→ Your task: Within this material, how many lines have the string "text" in them? The answer is a number, with nothing added.

→ Data shown:
=-=-=

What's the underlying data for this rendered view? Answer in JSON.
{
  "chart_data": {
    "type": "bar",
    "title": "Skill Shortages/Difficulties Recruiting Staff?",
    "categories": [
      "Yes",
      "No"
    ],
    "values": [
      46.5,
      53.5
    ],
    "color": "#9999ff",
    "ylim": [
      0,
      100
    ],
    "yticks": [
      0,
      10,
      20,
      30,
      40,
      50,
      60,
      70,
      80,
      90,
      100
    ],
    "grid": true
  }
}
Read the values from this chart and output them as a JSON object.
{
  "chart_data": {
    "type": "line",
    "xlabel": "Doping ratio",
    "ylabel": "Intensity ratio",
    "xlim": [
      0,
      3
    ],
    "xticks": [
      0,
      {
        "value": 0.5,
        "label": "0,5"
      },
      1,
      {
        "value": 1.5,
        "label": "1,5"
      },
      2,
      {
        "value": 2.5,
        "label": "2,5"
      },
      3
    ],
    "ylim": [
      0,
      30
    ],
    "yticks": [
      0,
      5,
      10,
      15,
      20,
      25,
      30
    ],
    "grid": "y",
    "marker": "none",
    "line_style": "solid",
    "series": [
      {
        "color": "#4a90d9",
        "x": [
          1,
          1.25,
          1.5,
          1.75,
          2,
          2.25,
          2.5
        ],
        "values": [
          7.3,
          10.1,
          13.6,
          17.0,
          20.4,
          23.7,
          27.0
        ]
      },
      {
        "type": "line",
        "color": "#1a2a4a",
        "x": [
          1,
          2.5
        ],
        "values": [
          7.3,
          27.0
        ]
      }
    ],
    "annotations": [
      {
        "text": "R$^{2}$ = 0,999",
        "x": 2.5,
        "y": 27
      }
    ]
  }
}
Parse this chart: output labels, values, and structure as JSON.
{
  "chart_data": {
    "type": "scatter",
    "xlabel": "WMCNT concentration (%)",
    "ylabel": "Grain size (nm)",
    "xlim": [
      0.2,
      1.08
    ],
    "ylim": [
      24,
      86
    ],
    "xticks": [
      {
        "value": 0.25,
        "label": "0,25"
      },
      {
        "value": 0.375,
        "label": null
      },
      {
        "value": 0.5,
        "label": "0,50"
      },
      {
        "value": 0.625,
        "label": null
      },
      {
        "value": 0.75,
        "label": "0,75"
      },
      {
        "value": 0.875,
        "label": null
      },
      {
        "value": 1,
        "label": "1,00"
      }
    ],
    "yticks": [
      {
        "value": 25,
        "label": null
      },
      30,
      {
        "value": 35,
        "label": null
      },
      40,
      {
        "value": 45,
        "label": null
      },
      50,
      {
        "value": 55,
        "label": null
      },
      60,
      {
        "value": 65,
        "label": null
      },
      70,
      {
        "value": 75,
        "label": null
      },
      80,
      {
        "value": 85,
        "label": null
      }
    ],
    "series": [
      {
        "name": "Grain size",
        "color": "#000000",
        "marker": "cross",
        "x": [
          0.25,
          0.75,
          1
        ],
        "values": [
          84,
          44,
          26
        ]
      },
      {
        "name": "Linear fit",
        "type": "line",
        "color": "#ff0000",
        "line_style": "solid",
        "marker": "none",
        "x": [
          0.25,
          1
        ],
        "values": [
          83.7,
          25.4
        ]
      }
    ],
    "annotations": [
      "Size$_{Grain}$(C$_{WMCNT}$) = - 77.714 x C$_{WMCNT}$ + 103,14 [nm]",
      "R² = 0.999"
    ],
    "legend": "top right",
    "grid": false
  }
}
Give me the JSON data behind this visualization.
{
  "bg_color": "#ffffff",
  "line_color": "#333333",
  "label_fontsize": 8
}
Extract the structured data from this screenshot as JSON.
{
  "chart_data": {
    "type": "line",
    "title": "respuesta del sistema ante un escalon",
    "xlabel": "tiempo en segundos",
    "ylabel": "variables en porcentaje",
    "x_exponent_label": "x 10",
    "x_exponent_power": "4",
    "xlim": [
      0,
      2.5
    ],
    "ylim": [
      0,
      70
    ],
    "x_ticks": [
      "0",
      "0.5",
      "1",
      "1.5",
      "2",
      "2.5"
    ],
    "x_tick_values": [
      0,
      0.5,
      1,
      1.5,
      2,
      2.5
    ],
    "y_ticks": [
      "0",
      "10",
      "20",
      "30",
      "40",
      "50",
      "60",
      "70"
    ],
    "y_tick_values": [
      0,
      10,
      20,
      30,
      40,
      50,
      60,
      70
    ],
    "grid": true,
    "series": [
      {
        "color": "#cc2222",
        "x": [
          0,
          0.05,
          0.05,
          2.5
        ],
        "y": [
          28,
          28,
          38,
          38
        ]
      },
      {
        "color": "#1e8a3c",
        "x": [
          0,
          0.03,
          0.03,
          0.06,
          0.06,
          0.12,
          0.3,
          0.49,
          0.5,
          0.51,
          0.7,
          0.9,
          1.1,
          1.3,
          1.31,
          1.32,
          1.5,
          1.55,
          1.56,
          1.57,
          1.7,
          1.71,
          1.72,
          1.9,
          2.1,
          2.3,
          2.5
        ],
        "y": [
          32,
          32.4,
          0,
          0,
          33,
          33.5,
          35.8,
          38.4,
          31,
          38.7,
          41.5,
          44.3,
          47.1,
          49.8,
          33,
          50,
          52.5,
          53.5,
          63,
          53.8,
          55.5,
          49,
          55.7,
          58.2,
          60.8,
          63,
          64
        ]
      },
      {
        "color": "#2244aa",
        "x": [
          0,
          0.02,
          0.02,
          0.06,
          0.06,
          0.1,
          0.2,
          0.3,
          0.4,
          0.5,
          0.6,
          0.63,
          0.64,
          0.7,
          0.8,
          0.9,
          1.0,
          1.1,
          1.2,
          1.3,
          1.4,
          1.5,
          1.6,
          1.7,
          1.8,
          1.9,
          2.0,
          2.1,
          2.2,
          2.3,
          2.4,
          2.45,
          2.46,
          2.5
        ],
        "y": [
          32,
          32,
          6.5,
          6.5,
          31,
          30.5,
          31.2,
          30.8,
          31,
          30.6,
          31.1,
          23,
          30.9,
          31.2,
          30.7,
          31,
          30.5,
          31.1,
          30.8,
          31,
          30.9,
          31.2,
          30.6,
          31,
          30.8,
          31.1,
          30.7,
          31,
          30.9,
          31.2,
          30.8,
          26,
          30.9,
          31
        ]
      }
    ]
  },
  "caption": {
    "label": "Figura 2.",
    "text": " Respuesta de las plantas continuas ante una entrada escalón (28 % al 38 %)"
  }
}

=-=-=

→ Solved problem: 2